(STORED DATA)
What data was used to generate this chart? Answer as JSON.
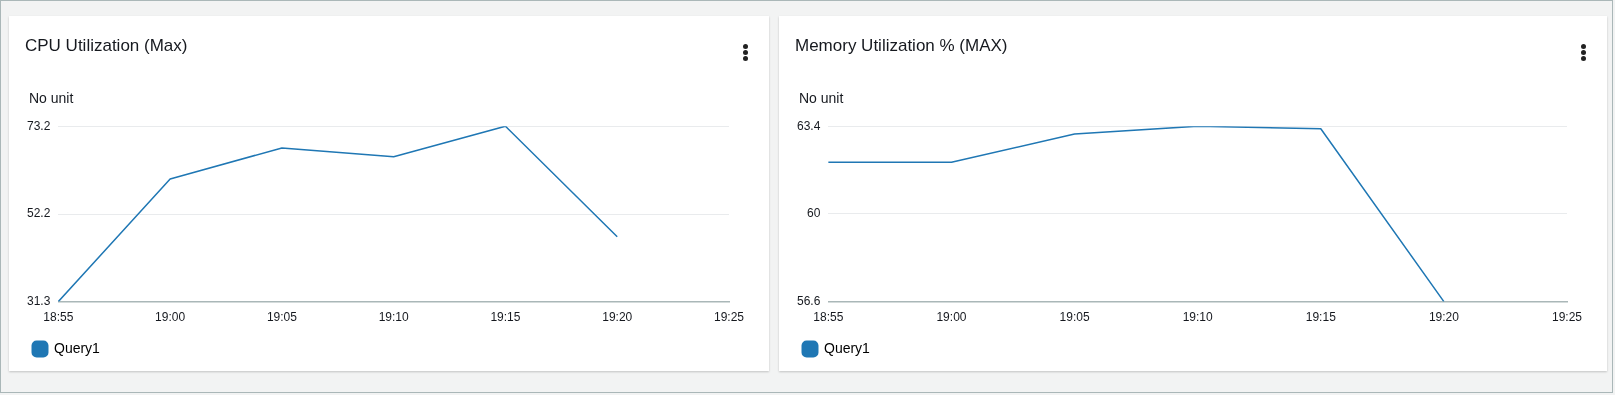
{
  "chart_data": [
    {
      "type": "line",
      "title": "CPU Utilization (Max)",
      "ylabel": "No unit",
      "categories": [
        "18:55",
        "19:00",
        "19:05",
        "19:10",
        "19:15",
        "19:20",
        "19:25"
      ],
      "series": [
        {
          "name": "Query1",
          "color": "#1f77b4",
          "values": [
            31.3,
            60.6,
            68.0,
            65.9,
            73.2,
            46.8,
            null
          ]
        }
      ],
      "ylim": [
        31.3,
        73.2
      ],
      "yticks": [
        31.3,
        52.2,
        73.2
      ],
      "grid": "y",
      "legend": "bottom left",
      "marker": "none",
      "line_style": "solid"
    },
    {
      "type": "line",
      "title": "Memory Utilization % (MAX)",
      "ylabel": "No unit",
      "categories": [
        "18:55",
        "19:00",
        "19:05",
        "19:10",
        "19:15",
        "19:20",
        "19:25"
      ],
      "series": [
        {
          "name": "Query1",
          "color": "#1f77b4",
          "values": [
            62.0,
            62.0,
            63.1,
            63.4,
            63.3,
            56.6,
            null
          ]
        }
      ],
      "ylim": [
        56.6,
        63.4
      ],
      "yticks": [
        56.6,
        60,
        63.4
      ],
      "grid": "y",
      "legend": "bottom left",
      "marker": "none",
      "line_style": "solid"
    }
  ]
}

(REQUIRED WORK)
Skip every picture and transcribe the data above exactly.

(EXERCISE ANSWER)
What data was used to generate this chart? Answer as JSON.
{
  "chart_data": [
    {
      "type": "line",
      "title": "CPU Utilization (Max)",
      "ylabel": "No unit",
      "categories": [
        "18:55",
        "19:00",
        "19:05",
        "19:10",
        "19:15",
        "19:20",
        "19:25"
      ],
      "series": [
        {
          "name": "Query1",
          "color": "#1f77b4",
          "values": [
            31.3,
            60.6,
            68.0,
            65.9,
            73.2,
            46.8,
            null
          ]
        }
      ],
      "ylim": [
        31.3,
        73.2
      ],
      "yticks": [
        31.3,
        52.2,
        73.2
      ],
      "grid": "y",
      "legend": "bottom left",
      "marker": "none",
      "line_style": "solid"
    },
    {
      "type": "line",
      "title": "Memory Utilization % (MAX)",
      "ylabel": "No unit",
      "categories": [
        "18:55",
        "19:00",
        "19:05",
        "19:10",
        "19:15",
        "19:20",
        "19:25"
      ],
      "series": [
        {
          "name": "Query1",
          "color": "#1f77b4",
          "values": [
            62.0,
            62.0,
            63.1,
            63.4,
            63.3,
            56.6,
            null
          ]
        }
      ],
      "ylim": [
        56.6,
        63.4
      ],
      "yticks": [
        56.6,
        60,
        63.4
      ],
      "grid": "y",
      "legend": "bottom left",
      "marker": "none",
      "line_style": "solid"
    }
  ]
}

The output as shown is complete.